**Goal**
Copy out all the data, word for word.

**Input for this task**
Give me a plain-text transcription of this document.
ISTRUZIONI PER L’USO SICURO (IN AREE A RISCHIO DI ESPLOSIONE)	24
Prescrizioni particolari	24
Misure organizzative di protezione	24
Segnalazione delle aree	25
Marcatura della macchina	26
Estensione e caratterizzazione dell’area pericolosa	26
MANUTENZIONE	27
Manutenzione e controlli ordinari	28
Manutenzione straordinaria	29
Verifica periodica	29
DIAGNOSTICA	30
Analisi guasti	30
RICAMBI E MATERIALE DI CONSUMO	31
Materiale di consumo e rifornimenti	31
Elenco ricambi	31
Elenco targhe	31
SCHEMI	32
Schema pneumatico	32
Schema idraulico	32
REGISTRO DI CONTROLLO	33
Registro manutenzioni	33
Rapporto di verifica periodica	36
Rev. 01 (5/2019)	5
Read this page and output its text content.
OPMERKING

**Answer for this exercise**
Give me a plain-text transcription of this document.
ISTRUZIONI PER L’USO SICURO (IN AREE A RISCHIO DI ESPLOSIONE)	24
Prescrizioni particolari	24
Misure organizzative di protezione	24
Segnalazione delle aree	25
Marcatura della macchina	26
Estensione e caratterizzazione dell’area pericolosa	26
MANUTENZIONE	27
Manutenzione e controlli ordinari	28
Manutenzione straordinaria	29
Verifica periodica	29
DIAGNOSTICA	30
Analisi guasti	30
RICAMBI E MATERIALE DI CONSUMO	31
Materiale di consumo e rifornimenti	31
Elenco ricambi	31
Elenco targhe	31
SCHEMI	32
Schema pneumatico	32
Schema idraulico	32
REGISTRO DI CONTROLLO	33
Registro manutenzioni	33
Rapporto di verifica periodica	36
Rev. 01 (5/2019)	5
Read this page and output its text content.
OPMERKING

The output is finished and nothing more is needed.